» **Exercise inputs**
***
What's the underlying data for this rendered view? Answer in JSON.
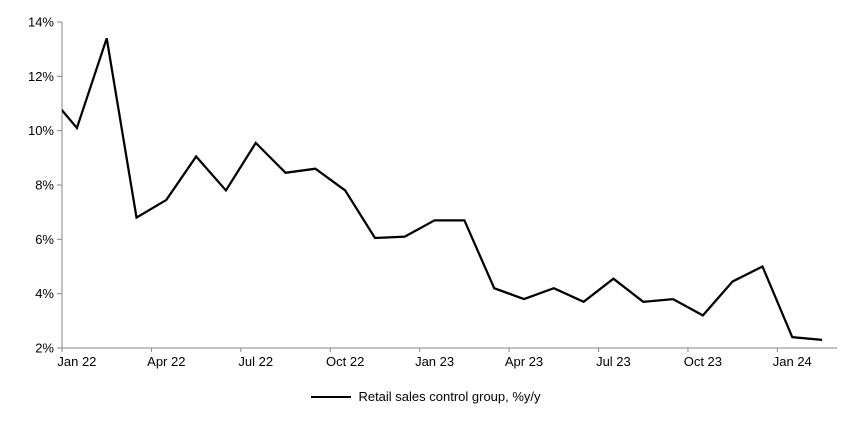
{
  "chart": {
    "legend": "Retail sales control group, %y/y"
  },
  "chart_data": {
    "type": "line",
    "title": "",
    "series_name": "Retail sales control group, %y/y",
    "categories": [
      "Jan 22",
      "Feb 22",
      "Mar 22",
      "Apr 22",
      "May 22",
      "Jun 22",
      "Jul 22",
      "Aug 22",
      "Sep 22",
      "Oct 22",
      "Nov 22",
      "Dec 22",
      "Jan 23",
      "Feb 23",
      "Mar 23",
      "Apr 23",
      "May 23",
      "Jun 23",
      "Jul 23",
      "Aug 23",
      "Sep 23",
      "Oct 23",
      "Nov 23",
      "Dec 23",
      "Jan 24",
      "Feb 24"
    ],
    "values": [
      10.1,
      13.4,
      6.8,
      7.45,
      9.05,
      7.8,
      9.55,
      8.45,
      8.6,
      7.8,
      6.05,
      6.1,
      6.7,
      6.7,
      4.2,
      3.8,
      4.2,
      3.7,
      4.55,
      3.7,
      3.8,
      3.2,
      4.45,
      5.0,
      2.4,
      2.3
    ],
    "lead_in_point": {
      "category": "Dec 21",
      "value": 11.4,
      "note": "line enters plot clipped at left axis at ~10.75%"
    },
    "x_tick_labels": [
      "Jan 22",
      "Apr 22",
      "Jul 22",
      "Oct 22",
      "Jan 23",
      "Apr 23",
      "Jul 23",
      "Oct 23",
      "Jan 24"
    ],
    "x_label_interval_months": 3,
    "y_ticks": [
      "2%",
      "4%",
      "6%",
      "8%",
      "10%",
      "12%",
      "14%"
    ],
    "y_tick_values": [
      2,
      4,
      6,
      8,
      10,
      12,
      14
    ],
    "ylim": [
      2,
      14
    ],
    "y_unit": "%",
    "grid": false,
    "legend_position": "bottom-center",
    "line_color": "#000000",
    "axis_color": "#868686",
    "background_color": "#ffffff"
  }
}
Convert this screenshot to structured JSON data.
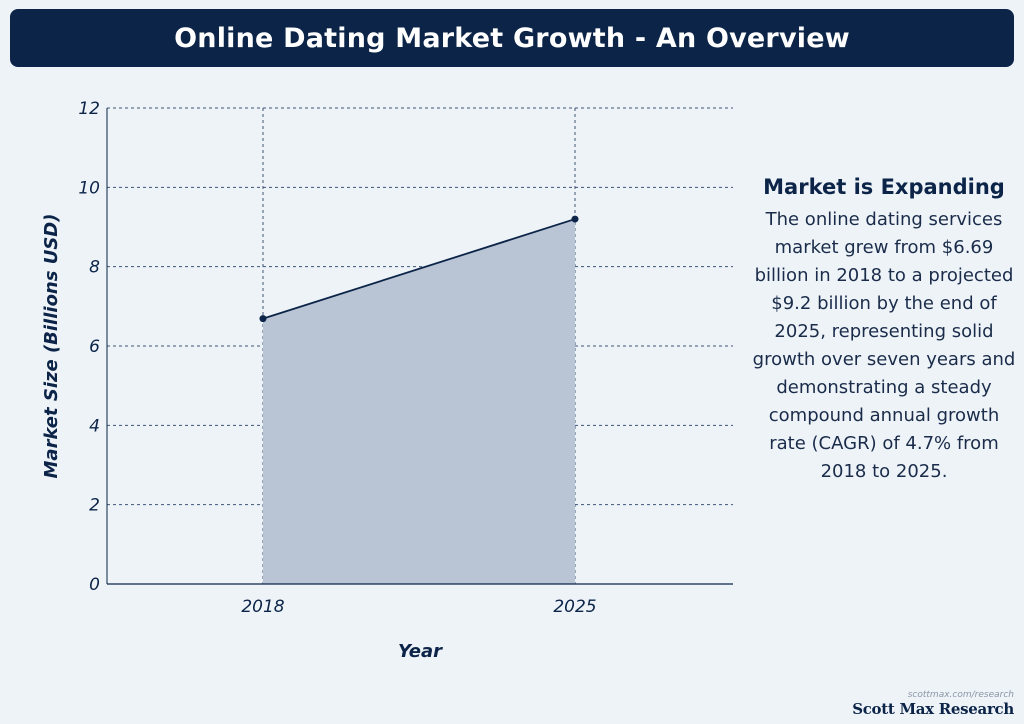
{
  "header": {
    "title": "Online Dating Market Growth - An Overview"
  },
  "chart_data": {
    "type": "area",
    "x": [
      "2018",
      "2025"
    ],
    "values": [
      6.69,
      9.2
    ],
    "xlabel": "Year",
    "ylabel": "Market Size (Billions USD)",
    "ylim": [
      0,
      12
    ],
    "yticks": [
      0,
      2,
      4,
      6,
      8,
      10,
      12
    ],
    "grid": true,
    "colors": {
      "line": "#0b2448",
      "fill": "#b9c5d4",
      "grid": "#3f5675",
      "axis": "#0b2448"
    }
  },
  "annotation": {
    "heading": "Market is Expanding",
    "body": "The online dating services market grew from $6.69 billion in 2018 to a projected $9.2 billion by the end of 2025, representing solid growth over seven years and demonstrating a steady compound annual growth rate (CAGR) of 4.7% from 2018 to 2025."
  },
  "footer": {
    "url": "scottmax.com/research",
    "brand": "Scott Max Research"
  }
}
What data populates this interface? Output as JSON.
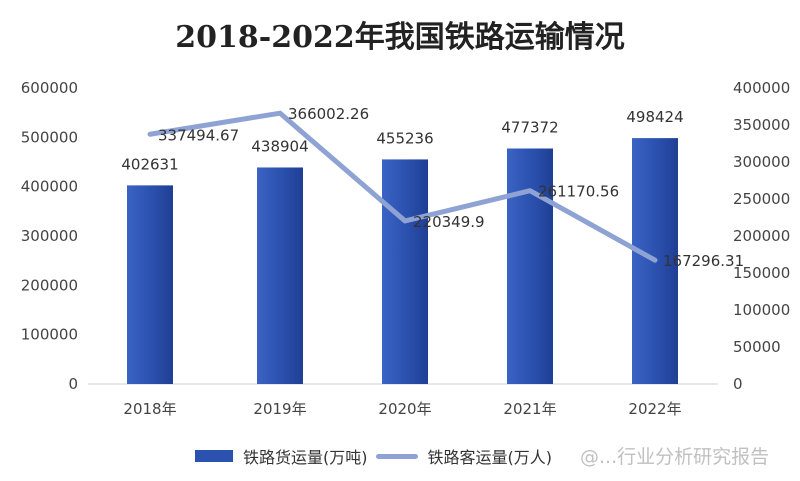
{
  "chart_data": {
    "type": "bar+line",
    "title": "2018-2022年我国铁路运输情况",
    "categories": [
      "2018年",
      "2019年",
      "2020年",
      "2021年",
      "2022年"
    ],
    "series": [
      {
        "name": "铁路货运量(万吨)",
        "type": "bar",
        "axis": "left",
        "values": [
          402631,
          438904,
          455236,
          477372,
          498424
        ],
        "labels": [
          "402631",
          "438904",
          "455236",
          "477372",
          "498424"
        ],
        "color": "#2c52b0"
      },
      {
        "name": "铁路客运量(万人)",
        "type": "line",
        "axis": "right",
        "values": [
          337494.67,
          366002.26,
          220349.9,
          261170.56,
          167296.31
        ],
        "labels": [
          "337494.67",
          "366002.26",
          "220349.9",
          "261170.56",
          "167296.31"
        ],
        "color": "#8ea3d4"
      }
    ],
    "ylim_left": [
      0,
      600000
    ],
    "yticks_left": [
      "0",
      "100000",
      "200000",
      "300000",
      "400000",
      "500000",
      "600000"
    ],
    "ylim_right": [
      0,
      400000
    ],
    "yticks_right": [
      "0",
      "50000",
      "100000",
      "150000",
      "200000",
      "250000",
      "300000",
      "350000",
      "400000"
    ],
    "grid": false,
    "legend": "bottom"
  },
  "watermark": "@...行业分析研究报告"
}
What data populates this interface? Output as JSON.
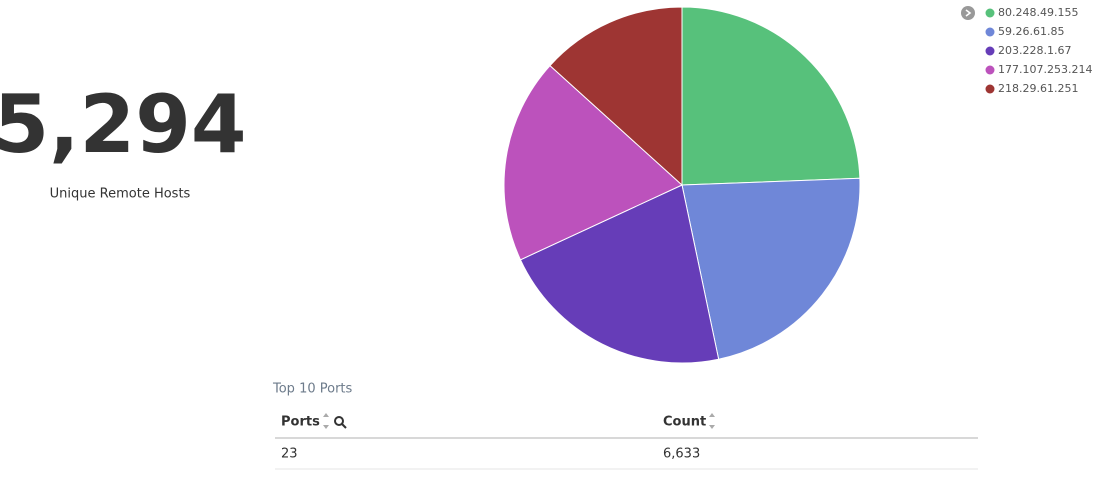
{
  "metric": {
    "value": "5,294",
    "label": "Unique Remote Hosts"
  },
  "chart_data": {
    "type": "pie",
    "categories": [
      "80.248.49.155",
      "59.26.61.85",
      "203.228.1.67",
      "177.107.253.214",
      "218.29.61.251"
    ],
    "values": [
      24.4,
      22.3,
      21.4,
      18.6,
      13.3
    ],
    "colors": [
      "#57c17b",
      "#6f87d8",
      "#663db8",
      "#bc52bc",
      "#9e3533"
    ],
    "legend": "top-right"
  },
  "table": {
    "title": "Top 10 Ports",
    "columns": [
      "Ports",
      "Count"
    ],
    "rows": [
      [
        "23",
        "6,633"
      ]
    ]
  }
}
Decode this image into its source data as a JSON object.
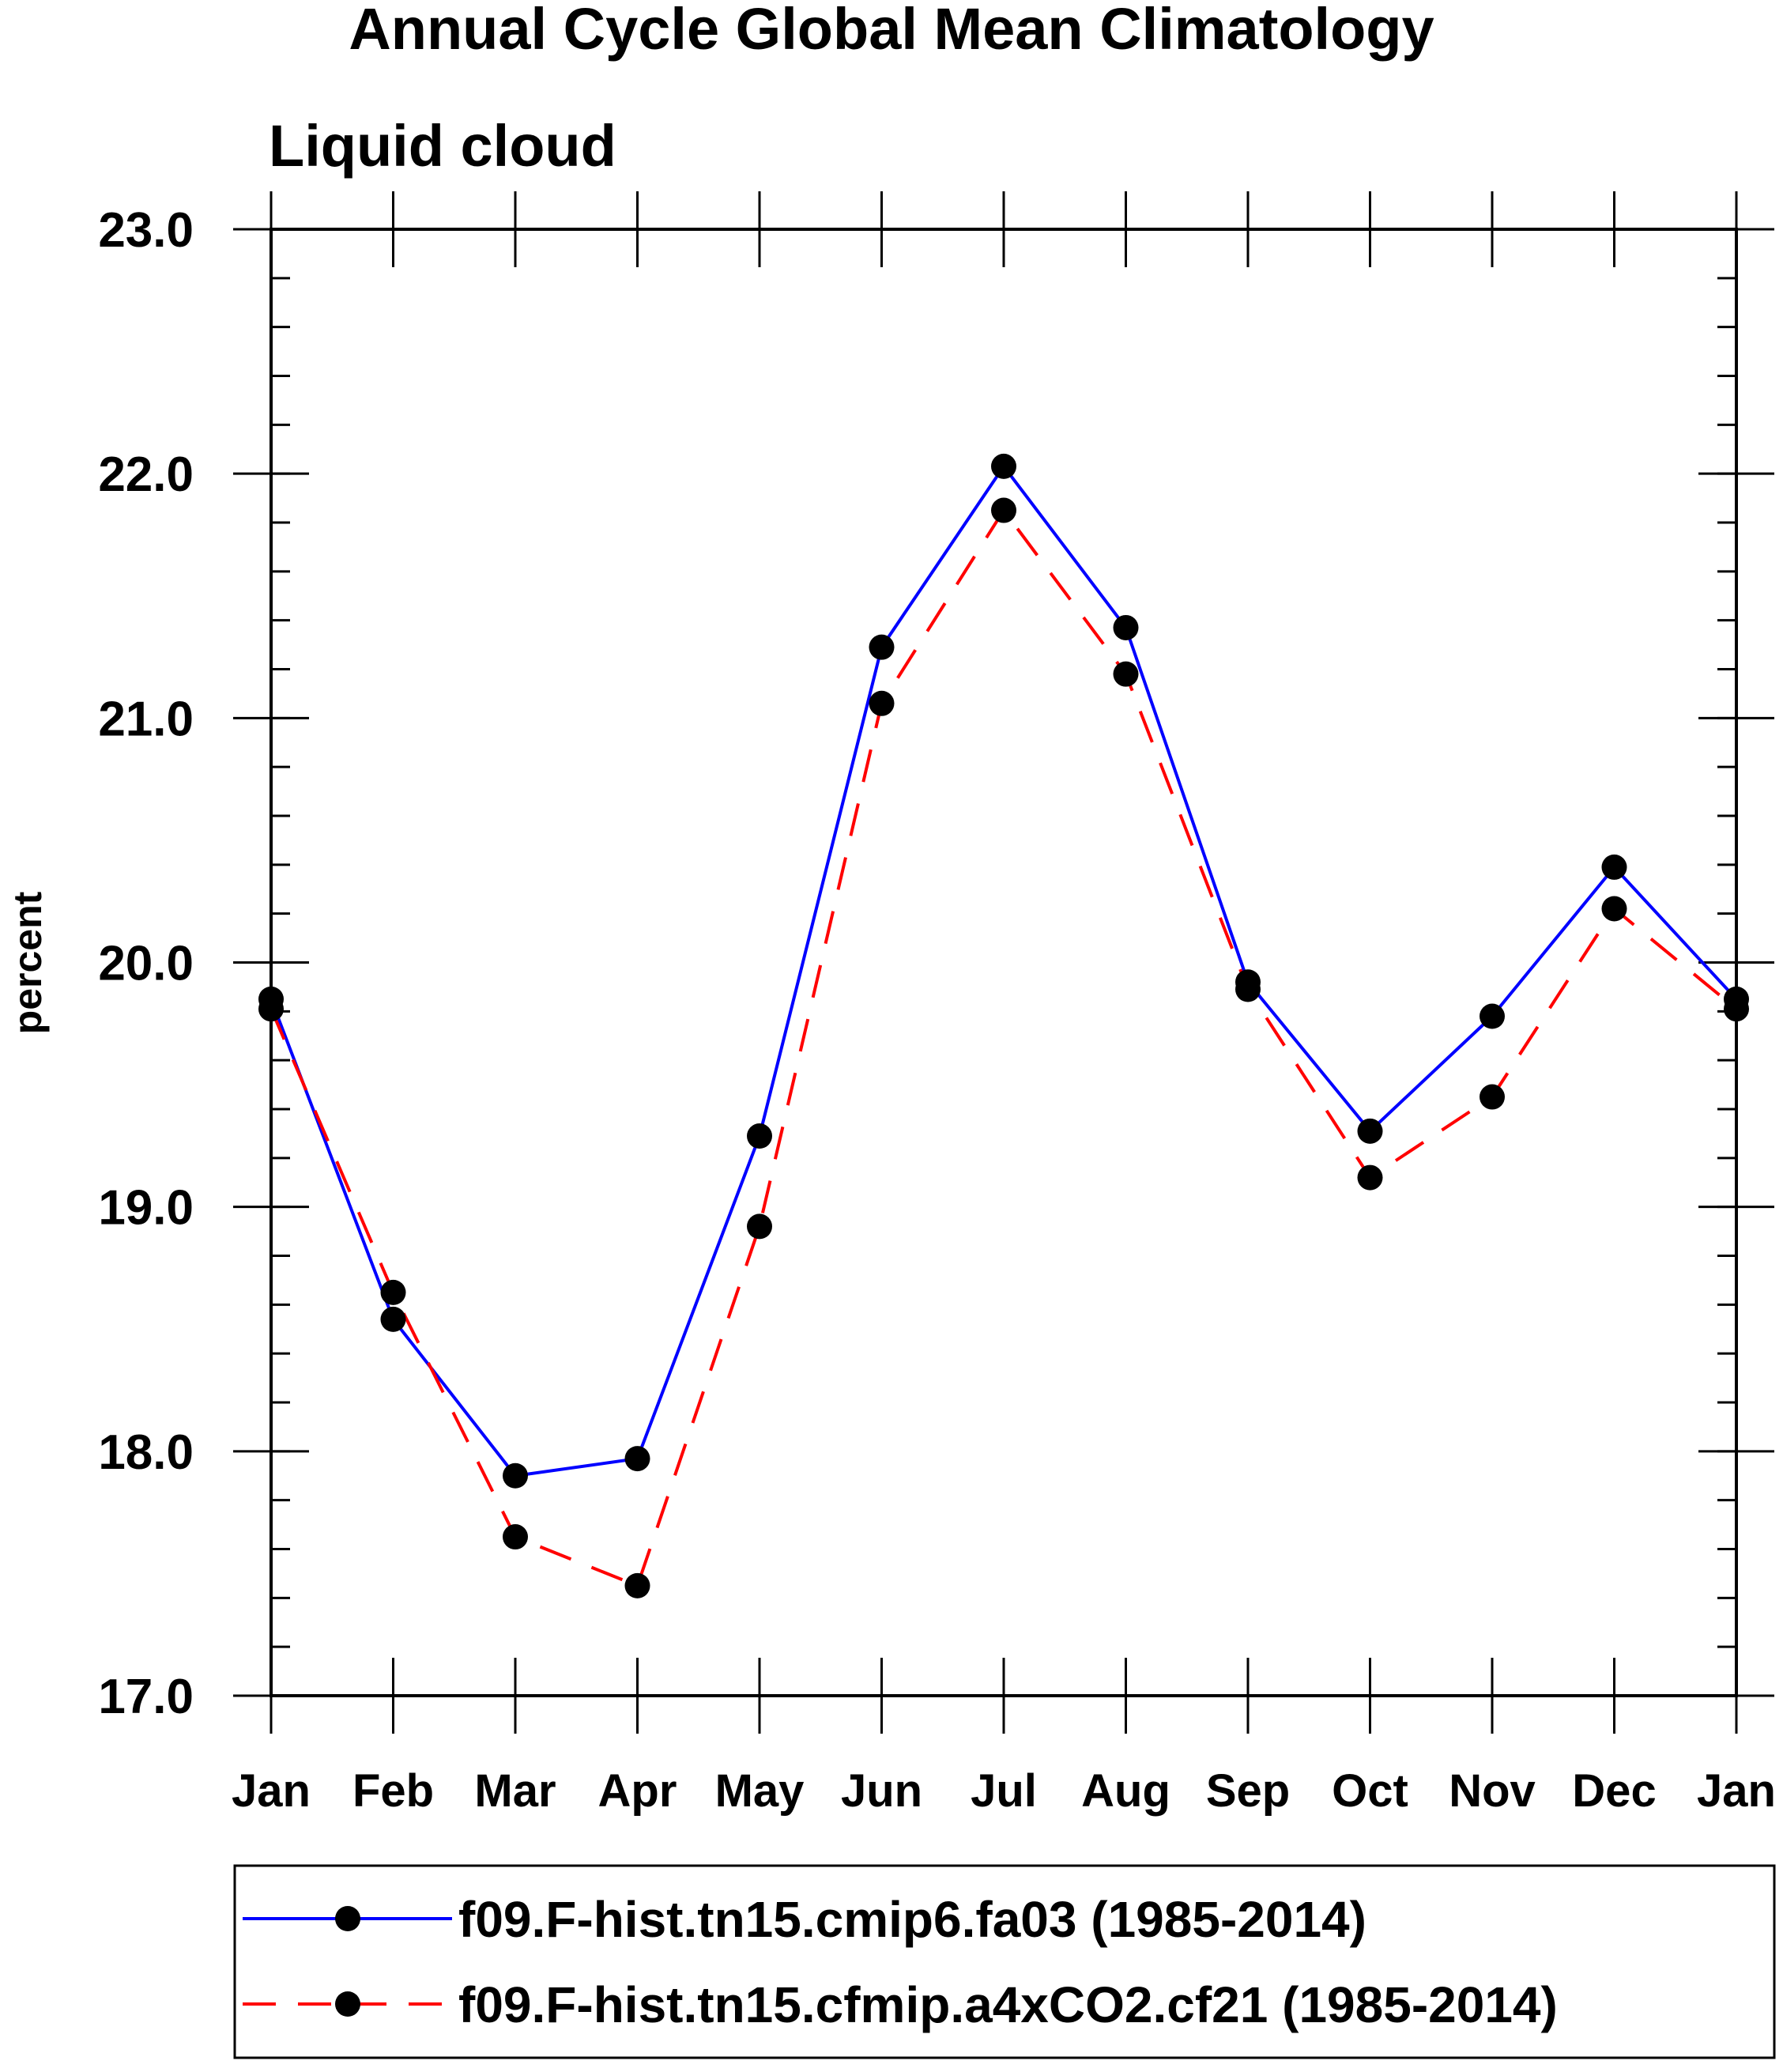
{
  "chart_data": {
    "type": "line",
    "title": "Annual Cycle Global Mean Climatology",
    "subtitle": "Liquid cloud",
    "xlabel": "",
    "ylabel": "percent",
    "categories": [
      "Jan",
      "Feb",
      "Mar",
      "Apr",
      "May",
      "Jun",
      "Jul",
      "Aug",
      "Sep",
      "Oct",
      "Nov",
      "Dec",
      "Jan"
    ],
    "ylim": [
      17.0,
      23.0
    ],
    "yticks": [
      17.0,
      18.0,
      19.0,
      20.0,
      21.0,
      22.0,
      23.0
    ],
    "ytick_labels": [
      "17.0",
      "18.0",
      "19.0",
      "20.0",
      "21.0",
      "22.0",
      "23.0"
    ],
    "y_minor_step": 0.2,
    "grid": false,
    "legend_position": "bottom",
    "series": [
      {
        "name": "f09.F-hist.tn15.cmip6.fa03 (1985-2014)",
        "color": "#0000ff",
        "line_style": "solid",
        "marker": "filled-circle",
        "values": [
          19.85,
          18.54,
          17.9,
          17.97,
          19.29,
          21.29,
          22.03,
          21.37,
          19.92,
          19.31,
          19.78,
          20.39,
          19.85
        ]
      },
      {
        "name": "f09.F-hist.tn15.cfmip.a4xCO2.cf21 (1985-2014)",
        "color": "#ff0000",
        "line_style": "dashed",
        "marker": "filled-circle",
        "values": [
          19.81,
          18.65,
          17.65,
          17.45,
          18.92,
          21.06,
          21.85,
          21.18,
          19.89,
          19.12,
          19.45,
          20.22,
          19.81
        ]
      }
    ]
  }
}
***
» **Goal of the exercise**
Reproduce each entry precisely, dropping only the pictures.

» **Exercise output**
What's the underlying data for this rendered view? Answer in JSON.
{
  "chart": {
    "legend": "Retail sales control group, %y/y"
  },
  "chart_data": {
    "type": "line",
    "title": "",
    "series_name": "Retail sales control group, %y/y",
    "categories": [
      "Jan 22",
      "Feb 22",
      "Mar 22",
      "Apr 22",
      "May 22",
      "Jun 22",
      "Jul 22",
      "Aug 22",
      "Sep 22",
      "Oct 22",
      "Nov 22",
      "Dec 22",
      "Jan 23",
      "Feb 23",
      "Mar 23",
      "Apr 23",
      "May 23",
      "Jun 23",
      "Jul 23",
      "Aug 23",
      "Sep 23",
      "Oct 23",
      "Nov 23",
      "Dec 23",
      "Jan 24",
      "Feb 24"
    ],
    "values": [
      10.1,
      13.4,
      6.8,
      7.45,
      9.05,
      7.8,
      9.55,
      8.45,
      8.6,
      7.8,
      6.05,
      6.1,
      6.7,
      6.7,
      4.2,
      3.8,
      4.2,
      3.7,
      4.55,
      3.7,
      3.8,
      3.2,
      4.45,
      5.0,
      2.4,
      2.3
    ],
    "lead_in_point": {
      "category": "Dec 21",
      "value": 11.4,
      "note": "line enters plot clipped at left axis at ~10.75%"
    },
    "x_tick_labels": [
      "Jan 22",
      "Apr 22",
      "Jul 22",
      "Oct 22",
      "Jan 23",
      "Apr 23",
      "Jul 23",
      "Oct 23",
      "Jan 24"
    ],
    "x_label_interval_months": 3,
    "y_ticks": [
      "2%",
      "4%",
      "6%",
      "8%",
      "10%",
      "12%",
      "14%"
    ],
    "y_tick_values": [
      2,
      4,
      6,
      8,
      10,
      12,
      14
    ],
    "ylim": [
      2,
      14
    ],
    "y_unit": "%",
    "grid": false,
    "legend_position": "bottom-center",
    "line_color": "#000000",
    "axis_color": "#868686",
    "background_color": "#ffffff"
  }
}
Convert this screenshot to structured JSON data.
{
  "header": {
    "title": "Online Dating Market Growth - An Overview"
  },
  "chart_data": {
    "type": "area",
    "x": [
      "2018",
      "2025"
    ],
    "values": [
      6.69,
      9.2
    ],
    "xlabel": "Year",
    "ylabel": "Market Size (Billions USD)",
    "ylim": [
      0,
      12
    ],
    "yticks": [
      0,
      2,
      4,
      6,
      8,
      10,
      12
    ],
    "grid": true,
    "colors": {
      "line": "#0b2448",
      "fill": "#b9c5d4",
      "grid": "#3f5675",
      "axis": "#0b2448"
    }
  },
  "annotation": {
    "heading": "Market is Expanding",
    "body": "The online dating services market grew from $6.69 billion in 2018 to a projected $9.2 billion by the end of 2025, representing solid growth over seven years and demonstrating a steady compound annual growth rate (CAGR) of 4.7% from 2018 to 2025."
  },
  "footer": {
    "url": "scottmax.com/research",
    "brand": "Scott Max Research"
  }
}
What data populates this interface? Output as JSON.
{
  "chart_data": {
    "type": "bar+line",
    "title": "2018-2022年我国铁路运输情况",
    "categories": [
      "2018年",
      "2019年",
      "2020年",
      "2021年",
      "2022年"
    ],
    "series": [
      {
        "name": "铁路货运量(万吨)",
        "type": "bar",
        "axis": "left",
        "values": [
          402631,
          438904,
          455236,
          477372,
          498424
        ],
        "labels": [
          "402631",
          "438904",
          "455236",
          "477372",
          "498424"
        ],
        "color": "#2c52b0"
      },
      {
        "name": "铁路客运量(万人)",
        "type": "line",
        "axis": "right",
        "values": [
          337494.67,
          366002.26,
          220349.9,
          261170.56,
          167296.31
        ],
        "labels": [
          "337494.67",
          "366002.26",
          "220349.9",
          "261170.56",
          "167296.31"
        ],
        "color": "#8ea3d4"
      }
    ],
    "ylim_left": [
      0,
      600000
    ],
    "yticks_left": [
      "0",
      "100000",
      "200000",
      "300000",
      "400000",
      "500000",
      "600000"
    ],
    "ylim_right": [
      0,
      400000
    ],
    "yticks_right": [
      "0",
      "50000",
      "100000",
      "150000",
      "200000",
      "250000",
      "300000",
      "350000",
      "400000"
    ],
    "grid": false,
    "legend": "bottom"
  },
  "watermark": "@...行业分析研究报告"
}
What data populates this interface? Output as JSON.
{
  "metric": {
    "value": "5,294",
    "label": "Unique Remote Hosts"
  },
  "chart_data": {
    "type": "pie",
    "categories": [
      "80.248.49.155",
      "59.26.61.85",
      "203.228.1.67",
      "177.107.253.214",
      "218.29.61.251"
    ],
    "values": [
      24.4,
      22.3,
      21.4,
      18.6,
      13.3
    ],
    "colors": [
      "#57c17b",
      "#6f87d8",
      "#663db8",
      "#bc52bc",
      "#9e3533"
    ],
    "legend": "top-right"
  },
  "table": {
    "title": "Top 10 Ports",
    "columns": [
      "Ports",
      "Count"
    ],
    "rows": [
      [
        "23",
        "6,633"
      ]
    ]
  }
}
Decode this image into its source data as a JSON object.
{
  "chart_data": {
    "type": "line",
    "title": "Annual Cycle Global Mean Climatology",
    "subtitle": "Liquid cloud",
    "xlabel": "",
    "ylabel": "percent",
    "categories": [
      "Jan",
      "Feb",
      "Mar",
      "Apr",
      "May",
      "Jun",
      "Jul",
      "Aug",
      "Sep",
      "Oct",
      "Nov",
      "Dec",
      "Jan"
    ],
    "ylim": [
      17.0,
      23.0
    ],
    "yticks": [
      17.0,
      18.0,
      19.0,
      20.0,
      21.0,
      22.0,
      23.0
    ],
    "ytick_labels": [
      "17.0",
      "18.0",
      "19.0",
      "20.0",
      "21.0",
      "22.0",
      "23.0"
    ],
    "y_minor_step": 0.2,
    "grid": false,
    "legend_position": "bottom",
    "series": [
      {
        "name": "f09.F-hist.tn15.cmip6.fa03 (1985-2014)",
        "color": "#0000ff",
        "line_style": "solid",
        "marker": "filled-circle",
        "values": [
          19.85,
          18.54,
          17.9,
          17.97,
          19.29,
          21.29,
          22.03,
          21.37,
          19.92,
          19.31,
          19.78,
          20.39,
          19.85
        ]
      },
      {
        "name": "f09.F-hist.tn15.cfmip.a4xCO2.cf21 (1985-2014)",
        "color": "#ff0000",
        "line_style": "dashed",
        "marker": "filled-circle",
        "values": [
          19.81,
          18.65,
          17.65,
          17.45,
          18.92,
          21.06,
          21.85,
          21.18,
          19.89,
          19.12,
          19.45,
          20.22,
          19.81
        ]
      }
    ]
  }
}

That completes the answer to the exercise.